Objective: In the entries below, find the lines that contain the word "соответствии" and copy them.
++++ Entries provided ++++
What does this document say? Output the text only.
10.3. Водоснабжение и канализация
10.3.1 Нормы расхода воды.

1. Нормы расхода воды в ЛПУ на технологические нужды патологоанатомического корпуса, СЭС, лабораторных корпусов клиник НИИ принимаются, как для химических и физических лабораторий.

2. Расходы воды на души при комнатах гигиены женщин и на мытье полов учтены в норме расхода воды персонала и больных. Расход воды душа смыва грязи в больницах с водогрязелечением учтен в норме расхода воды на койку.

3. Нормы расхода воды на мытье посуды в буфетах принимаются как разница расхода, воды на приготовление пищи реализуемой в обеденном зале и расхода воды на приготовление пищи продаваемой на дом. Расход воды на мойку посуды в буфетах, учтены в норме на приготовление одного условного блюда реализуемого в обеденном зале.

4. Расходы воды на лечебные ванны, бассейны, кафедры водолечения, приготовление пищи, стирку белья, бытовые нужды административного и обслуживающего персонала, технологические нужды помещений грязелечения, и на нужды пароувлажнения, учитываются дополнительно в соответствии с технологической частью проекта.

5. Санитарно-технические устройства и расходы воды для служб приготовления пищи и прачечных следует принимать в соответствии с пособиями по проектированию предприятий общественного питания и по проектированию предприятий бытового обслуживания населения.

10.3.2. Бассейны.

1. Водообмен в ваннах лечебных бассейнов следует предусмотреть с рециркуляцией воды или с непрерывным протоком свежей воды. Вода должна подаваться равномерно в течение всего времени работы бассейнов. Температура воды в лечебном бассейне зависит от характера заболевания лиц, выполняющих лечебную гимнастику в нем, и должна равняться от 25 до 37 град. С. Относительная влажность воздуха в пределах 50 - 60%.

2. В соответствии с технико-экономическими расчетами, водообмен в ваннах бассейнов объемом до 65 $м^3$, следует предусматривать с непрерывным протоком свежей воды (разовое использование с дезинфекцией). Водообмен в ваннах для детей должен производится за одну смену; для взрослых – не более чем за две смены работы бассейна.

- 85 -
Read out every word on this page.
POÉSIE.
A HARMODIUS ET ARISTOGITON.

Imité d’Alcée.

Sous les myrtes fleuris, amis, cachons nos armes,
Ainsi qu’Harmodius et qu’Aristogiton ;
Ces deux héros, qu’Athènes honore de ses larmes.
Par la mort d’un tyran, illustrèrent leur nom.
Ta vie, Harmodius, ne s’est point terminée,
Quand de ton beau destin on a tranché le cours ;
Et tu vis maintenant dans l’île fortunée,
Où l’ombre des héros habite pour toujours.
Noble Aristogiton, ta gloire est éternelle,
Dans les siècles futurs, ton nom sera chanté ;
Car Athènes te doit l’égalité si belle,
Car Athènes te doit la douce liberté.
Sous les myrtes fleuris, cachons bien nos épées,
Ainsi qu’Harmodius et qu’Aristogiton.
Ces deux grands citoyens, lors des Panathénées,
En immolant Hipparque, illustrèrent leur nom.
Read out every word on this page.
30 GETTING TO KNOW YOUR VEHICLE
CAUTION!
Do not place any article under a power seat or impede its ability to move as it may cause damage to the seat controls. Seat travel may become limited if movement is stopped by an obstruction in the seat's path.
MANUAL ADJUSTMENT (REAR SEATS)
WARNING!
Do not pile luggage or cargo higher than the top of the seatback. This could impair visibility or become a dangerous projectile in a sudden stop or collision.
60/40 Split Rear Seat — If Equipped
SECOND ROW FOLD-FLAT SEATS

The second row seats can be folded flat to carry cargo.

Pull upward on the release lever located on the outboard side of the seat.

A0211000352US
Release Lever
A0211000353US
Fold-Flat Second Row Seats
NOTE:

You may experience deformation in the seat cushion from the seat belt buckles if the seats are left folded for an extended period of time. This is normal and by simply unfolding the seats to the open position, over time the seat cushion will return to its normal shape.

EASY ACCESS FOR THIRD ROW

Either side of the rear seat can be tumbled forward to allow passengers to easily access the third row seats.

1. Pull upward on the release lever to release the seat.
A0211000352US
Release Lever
++++
Exercise answer:
4. Расходы воды на лечебные ванны, бассейны, кафедры водолечения, приготовление пищи, стирку белья, бытовые нужды административного и обслуживающего персонала, технологические нужды помещений грязелечения, и на нужды пароувлажнения, учитываются дополнительно в соответствии с технологической частью проекта.
5. Санитарно-технические устройства и расходы воды для служб приготовления пищи и прачечных следует принимать в соответствии с пособиями по проектированию предприятий общественного питания и по проектированию предприятий бытового обслуживания населения.
2. В соответствии с технико-экономическими расчетами, водообмен в ваннах бассейнов объемом до 65 $м^3$, следует предусматривать с непрерывным протоком свежей воды (разовое использование с дезинфекцией). Водообмен в ваннах для детей должен производится за одну смену; для взрослых – не более чем за две смены работы бассейна.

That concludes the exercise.